##### The data #####
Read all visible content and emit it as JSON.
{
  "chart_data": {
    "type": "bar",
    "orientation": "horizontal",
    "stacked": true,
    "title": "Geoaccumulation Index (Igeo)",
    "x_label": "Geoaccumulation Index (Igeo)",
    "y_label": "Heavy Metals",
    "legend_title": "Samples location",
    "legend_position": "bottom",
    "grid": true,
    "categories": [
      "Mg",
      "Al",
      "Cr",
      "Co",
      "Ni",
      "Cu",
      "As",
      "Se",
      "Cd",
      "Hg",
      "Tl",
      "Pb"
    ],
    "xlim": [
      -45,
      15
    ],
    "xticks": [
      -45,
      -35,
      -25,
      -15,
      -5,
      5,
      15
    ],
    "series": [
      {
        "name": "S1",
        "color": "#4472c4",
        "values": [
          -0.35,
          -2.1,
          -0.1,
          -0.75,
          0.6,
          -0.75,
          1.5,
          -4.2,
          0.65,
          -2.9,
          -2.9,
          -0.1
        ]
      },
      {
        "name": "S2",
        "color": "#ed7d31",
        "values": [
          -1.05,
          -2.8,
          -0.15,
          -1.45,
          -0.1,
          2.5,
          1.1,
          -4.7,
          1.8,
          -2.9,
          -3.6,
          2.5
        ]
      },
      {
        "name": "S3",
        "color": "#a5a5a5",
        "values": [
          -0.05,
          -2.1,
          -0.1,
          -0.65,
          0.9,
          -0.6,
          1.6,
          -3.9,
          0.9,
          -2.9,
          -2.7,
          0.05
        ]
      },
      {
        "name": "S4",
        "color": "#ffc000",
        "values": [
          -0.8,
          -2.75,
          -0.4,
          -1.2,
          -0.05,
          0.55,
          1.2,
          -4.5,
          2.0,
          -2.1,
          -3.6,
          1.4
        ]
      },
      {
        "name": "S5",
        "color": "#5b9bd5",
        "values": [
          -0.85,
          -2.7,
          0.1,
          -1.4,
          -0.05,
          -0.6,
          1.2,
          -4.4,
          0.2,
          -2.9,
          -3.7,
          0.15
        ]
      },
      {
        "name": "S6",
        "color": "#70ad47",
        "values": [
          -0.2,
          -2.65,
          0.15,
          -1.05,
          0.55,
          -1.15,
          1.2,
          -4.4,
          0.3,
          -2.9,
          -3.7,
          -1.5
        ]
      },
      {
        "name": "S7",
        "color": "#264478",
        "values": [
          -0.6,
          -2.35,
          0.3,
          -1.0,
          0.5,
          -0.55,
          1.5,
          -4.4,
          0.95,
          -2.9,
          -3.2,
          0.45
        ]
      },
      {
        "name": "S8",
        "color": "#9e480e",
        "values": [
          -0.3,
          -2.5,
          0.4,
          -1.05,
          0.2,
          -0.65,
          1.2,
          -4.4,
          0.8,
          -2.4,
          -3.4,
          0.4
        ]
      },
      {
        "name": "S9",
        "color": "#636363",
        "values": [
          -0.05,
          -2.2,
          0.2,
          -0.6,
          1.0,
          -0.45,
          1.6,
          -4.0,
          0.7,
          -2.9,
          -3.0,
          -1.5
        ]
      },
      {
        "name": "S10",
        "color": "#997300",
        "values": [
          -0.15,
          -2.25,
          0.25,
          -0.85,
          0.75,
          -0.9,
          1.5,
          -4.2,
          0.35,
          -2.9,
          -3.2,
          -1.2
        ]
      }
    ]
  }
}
#####
Find each line holding the word "color" and copy it.

        "color": "#4472c4",
        "color": "#ed7d31",
        "color": "#a5a5a5",
        "color": "#ffc000",
        "color": "#5b9bd5",
        "color": "#70ad47",
        "color": "#264478",
        "color": "#9e480e",
        "color": "#636363",
        "color": "#997300",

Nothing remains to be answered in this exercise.